[Stored data]
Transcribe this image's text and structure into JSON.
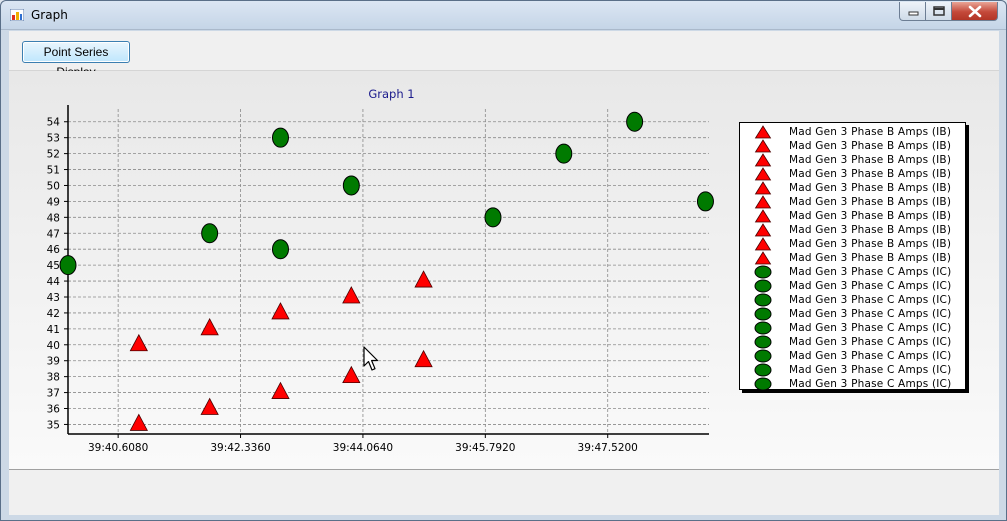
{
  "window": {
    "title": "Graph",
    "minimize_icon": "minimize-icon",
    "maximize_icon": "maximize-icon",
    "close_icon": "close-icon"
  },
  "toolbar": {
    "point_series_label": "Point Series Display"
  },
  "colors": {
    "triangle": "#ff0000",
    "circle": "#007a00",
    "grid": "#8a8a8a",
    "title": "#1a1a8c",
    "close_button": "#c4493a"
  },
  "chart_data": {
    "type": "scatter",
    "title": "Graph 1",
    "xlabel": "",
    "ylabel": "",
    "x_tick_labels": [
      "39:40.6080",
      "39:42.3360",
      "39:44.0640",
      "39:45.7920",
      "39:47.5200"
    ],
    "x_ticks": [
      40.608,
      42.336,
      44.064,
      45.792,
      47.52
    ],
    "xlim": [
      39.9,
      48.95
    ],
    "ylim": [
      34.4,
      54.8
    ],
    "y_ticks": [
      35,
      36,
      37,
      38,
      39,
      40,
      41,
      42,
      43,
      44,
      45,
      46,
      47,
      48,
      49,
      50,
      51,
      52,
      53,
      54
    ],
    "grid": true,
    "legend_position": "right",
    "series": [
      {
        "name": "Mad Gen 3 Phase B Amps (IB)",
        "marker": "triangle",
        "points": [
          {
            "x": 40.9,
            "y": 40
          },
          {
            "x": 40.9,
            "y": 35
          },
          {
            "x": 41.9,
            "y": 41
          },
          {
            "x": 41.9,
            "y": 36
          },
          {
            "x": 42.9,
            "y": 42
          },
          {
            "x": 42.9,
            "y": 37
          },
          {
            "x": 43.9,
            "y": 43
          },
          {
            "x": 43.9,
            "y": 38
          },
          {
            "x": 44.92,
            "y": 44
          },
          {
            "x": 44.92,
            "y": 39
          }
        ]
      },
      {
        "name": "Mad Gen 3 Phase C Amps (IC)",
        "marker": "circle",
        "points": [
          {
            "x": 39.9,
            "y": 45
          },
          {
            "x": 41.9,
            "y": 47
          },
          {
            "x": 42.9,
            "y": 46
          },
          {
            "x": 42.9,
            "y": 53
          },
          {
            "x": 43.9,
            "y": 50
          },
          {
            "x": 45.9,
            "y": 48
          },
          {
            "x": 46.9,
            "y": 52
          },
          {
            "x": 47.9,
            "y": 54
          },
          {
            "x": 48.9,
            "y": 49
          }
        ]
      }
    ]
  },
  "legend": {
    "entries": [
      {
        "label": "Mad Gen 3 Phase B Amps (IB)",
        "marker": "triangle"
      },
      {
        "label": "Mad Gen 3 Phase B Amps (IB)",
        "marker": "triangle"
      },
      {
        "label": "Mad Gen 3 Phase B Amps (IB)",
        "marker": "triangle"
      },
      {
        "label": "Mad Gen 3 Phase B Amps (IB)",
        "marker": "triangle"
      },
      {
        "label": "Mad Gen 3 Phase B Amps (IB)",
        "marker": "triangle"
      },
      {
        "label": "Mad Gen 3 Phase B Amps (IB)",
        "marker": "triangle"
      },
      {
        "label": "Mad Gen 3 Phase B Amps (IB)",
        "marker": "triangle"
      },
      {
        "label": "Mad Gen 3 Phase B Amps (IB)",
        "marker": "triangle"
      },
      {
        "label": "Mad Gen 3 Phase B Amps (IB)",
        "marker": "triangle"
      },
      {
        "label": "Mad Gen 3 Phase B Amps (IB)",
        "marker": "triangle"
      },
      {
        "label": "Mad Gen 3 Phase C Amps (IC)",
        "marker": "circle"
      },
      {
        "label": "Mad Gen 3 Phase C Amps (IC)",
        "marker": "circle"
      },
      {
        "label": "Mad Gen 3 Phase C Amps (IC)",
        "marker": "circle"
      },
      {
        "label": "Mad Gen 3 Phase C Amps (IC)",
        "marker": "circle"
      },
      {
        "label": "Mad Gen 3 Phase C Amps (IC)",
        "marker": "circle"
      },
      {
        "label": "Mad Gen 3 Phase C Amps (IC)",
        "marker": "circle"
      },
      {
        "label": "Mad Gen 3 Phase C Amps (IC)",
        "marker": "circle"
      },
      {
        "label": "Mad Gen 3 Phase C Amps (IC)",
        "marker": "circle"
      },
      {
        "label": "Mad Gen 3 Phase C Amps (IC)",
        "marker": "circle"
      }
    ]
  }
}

> YOUR INSTRUCTIONS
Every record gets retyped exactly; no picture goes into the copy.

> RESPONSE
Transcribe this image's text and structure into JSON.
{
  "window": {
    "title": "Graph",
    "minimize_icon": "minimize-icon",
    "maximize_icon": "maximize-icon",
    "close_icon": "close-icon"
  },
  "toolbar": {
    "point_series_label": "Point Series Display"
  },
  "colors": {
    "triangle": "#ff0000",
    "circle": "#007a00",
    "grid": "#8a8a8a",
    "title": "#1a1a8c",
    "close_button": "#c4493a"
  },
  "chart_data": {
    "type": "scatter",
    "title": "Graph 1",
    "xlabel": "",
    "ylabel": "",
    "x_tick_labels": [
      "39:40.6080",
      "39:42.3360",
      "39:44.0640",
      "39:45.7920",
      "39:47.5200"
    ],
    "x_ticks": [
      40.608,
      42.336,
      44.064,
      45.792,
      47.52
    ],
    "xlim": [
      39.9,
      48.95
    ],
    "ylim": [
      34.4,
      54.8
    ],
    "y_ticks": [
      35,
      36,
      37,
      38,
      39,
      40,
      41,
      42,
      43,
      44,
      45,
      46,
      47,
      48,
      49,
      50,
      51,
      52,
      53,
      54
    ],
    "grid": true,
    "legend_position": "right",
    "series": [
      {
        "name": "Mad Gen 3 Phase B Amps (IB)",
        "marker": "triangle",
        "points": [
          {
            "x": 40.9,
            "y": 40
          },
          {
            "x": 40.9,
            "y": 35
          },
          {
            "x": 41.9,
            "y": 41
          },
          {
            "x": 41.9,
            "y": 36
          },
          {
            "x": 42.9,
            "y": 42
          },
          {
            "x": 42.9,
            "y": 37
          },
          {
            "x": 43.9,
            "y": 43
          },
          {
            "x": 43.9,
            "y": 38
          },
          {
            "x": 44.92,
            "y": 44
          },
          {
            "x": 44.92,
            "y": 39
          }
        ]
      },
      {
        "name": "Mad Gen 3 Phase C Amps (IC)",
        "marker": "circle",
        "points": [
          {
            "x": 39.9,
            "y": 45
          },
          {
            "x": 41.9,
            "y": 47
          },
          {
            "x": 42.9,
            "y": 46
          },
          {
            "x": 42.9,
            "y": 53
          },
          {
            "x": 43.9,
            "y": 50
          },
          {
            "x": 45.9,
            "y": 48
          },
          {
            "x": 46.9,
            "y": 52
          },
          {
            "x": 47.9,
            "y": 54
          },
          {
            "x": 48.9,
            "y": 49
          }
        ]
      }
    ]
  },
  "legend": {
    "entries": [
      {
        "label": "Mad Gen 3 Phase B Amps (IB)",
        "marker": "triangle"
      },
      {
        "label": "Mad Gen 3 Phase B Amps (IB)",
        "marker": "triangle"
      },
      {
        "label": "Mad Gen 3 Phase B Amps (IB)",
        "marker": "triangle"
      },
      {
        "label": "Mad Gen 3 Phase B Amps (IB)",
        "marker": "triangle"
      },
      {
        "label": "Mad Gen 3 Phase B Amps (IB)",
        "marker": "triangle"
      },
      {
        "label": "Mad Gen 3 Phase B Amps (IB)",
        "marker": "triangle"
      },
      {
        "label": "Mad Gen 3 Phase B Amps (IB)",
        "marker": "triangle"
      },
      {
        "label": "Mad Gen 3 Phase B Amps (IB)",
        "marker": "triangle"
      },
      {
        "label": "Mad Gen 3 Phase B Amps (IB)",
        "marker": "triangle"
      },
      {
        "label": "Mad Gen 3 Phase B Amps (IB)",
        "marker": "triangle"
      },
      {
        "label": "Mad Gen 3 Phase C Amps (IC)",
        "marker": "circle"
      },
      {
        "label": "Mad Gen 3 Phase C Amps (IC)",
        "marker": "circle"
      },
      {
        "label": "Mad Gen 3 Phase C Amps (IC)",
        "marker": "circle"
      },
      {
        "label": "Mad Gen 3 Phase C Amps (IC)",
        "marker": "circle"
      },
      {
        "label": "Mad Gen 3 Phase C Amps (IC)",
        "marker": "circle"
      },
      {
        "label": "Mad Gen 3 Phase C Amps (IC)",
        "marker": "circle"
      },
      {
        "label": "Mad Gen 3 Phase C Amps (IC)",
        "marker": "circle"
      },
      {
        "label": "Mad Gen 3 Phase C Amps (IC)",
        "marker": "circle"
      },
      {
        "label": "Mad Gen 3 Phase C Amps (IC)",
        "marker": "circle"
      }
    ]
  }
}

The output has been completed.